**WORK TO BE COMPLETED:** Take the data below and repeat it exactly.

**SUPPLIED DATA:**
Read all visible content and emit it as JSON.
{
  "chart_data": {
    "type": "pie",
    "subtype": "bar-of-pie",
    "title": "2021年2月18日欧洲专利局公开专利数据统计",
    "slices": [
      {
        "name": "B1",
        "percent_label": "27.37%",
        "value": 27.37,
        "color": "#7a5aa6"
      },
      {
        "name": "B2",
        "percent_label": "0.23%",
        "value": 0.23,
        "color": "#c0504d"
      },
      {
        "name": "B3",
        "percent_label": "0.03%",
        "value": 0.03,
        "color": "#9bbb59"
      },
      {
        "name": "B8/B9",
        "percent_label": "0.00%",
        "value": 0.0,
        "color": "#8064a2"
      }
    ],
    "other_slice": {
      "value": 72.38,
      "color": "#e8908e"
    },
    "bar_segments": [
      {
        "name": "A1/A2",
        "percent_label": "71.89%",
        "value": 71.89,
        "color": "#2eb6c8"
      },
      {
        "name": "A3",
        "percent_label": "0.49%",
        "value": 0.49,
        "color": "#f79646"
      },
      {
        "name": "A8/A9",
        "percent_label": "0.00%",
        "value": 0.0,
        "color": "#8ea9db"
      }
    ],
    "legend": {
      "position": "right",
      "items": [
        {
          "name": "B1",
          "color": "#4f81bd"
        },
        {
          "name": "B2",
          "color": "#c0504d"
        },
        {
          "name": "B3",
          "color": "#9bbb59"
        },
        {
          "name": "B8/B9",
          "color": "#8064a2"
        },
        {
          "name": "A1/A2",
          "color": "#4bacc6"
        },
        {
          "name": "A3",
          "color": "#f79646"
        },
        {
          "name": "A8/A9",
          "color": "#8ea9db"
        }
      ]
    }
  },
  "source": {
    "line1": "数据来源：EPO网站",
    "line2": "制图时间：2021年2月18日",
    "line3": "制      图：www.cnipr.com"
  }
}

**WRITTEN SOLUTION:**
Read all visible content and emit it as JSON.
{
  "chart_data": {
    "type": "pie",
    "subtype": "bar-of-pie",
    "title": "2021年2月18日欧洲专利局公开专利数据统计",
    "slices": [
      {
        "name": "B1",
        "percent_label": "27.37%",
        "value": 27.37,
        "color": "#7a5aa6"
      },
      {
        "name": "B2",
        "percent_label": "0.23%",
        "value": 0.23,
        "color": "#c0504d"
      },
      {
        "name": "B3",
        "percent_label": "0.03%",
        "value": 0.03,
        "color": "#9bbb59"
      },
      {
        "name": "B8/B9",
        "percent_label": "0.00%",
        "value": 0.0,
        "color": "#8064a2"
      }
    ],
    "other_slice": {
      "value": 72.38,
      "color": "#e8908e"
    },
    "bar_segments": [
      {
        "name": "A1/A2",
        "percent_label": "71.89%",
        "value": 71.89,
        "color": "#2eb6c8"
      },
      {
        "name": "A3",
        "percent_label": "0.49%",
        "value": 0.49,
        "color": "#f79646"
      },
      {
        "name": "A8/A9",
        "percent_label": "0.00%",
        "value": 0.0,
        "color": "#8ea9db"
      }
    ],
    "legend": {
      "position": "right",
      "items": [
        {
          "name": "B1",
          "color": "#4f81bd"
        },
        {
          "name": "B2",
          "color": "#c0504d"
        },
        {
          "name": "B3",
          "color": "#9bbb59"
        },
        {
          "name": "B8/B9",
          "color": "#8064a2"
        },
        {
          "name": "A1/A2",
          "color": "#4bacc6"
        },
        {
          "name": "A3",
          "color": "#f79646"
        },
        {
          "name": "A8/A9",
          "color": "#8ea9db"
        }
      ]
    }
  },
  "source": {
    "line1": "数据来源：EPO网站",
    "line2": "制图时间：2021年2月18日",
    "line3": "制      图：www.cnipr.com"
  }
}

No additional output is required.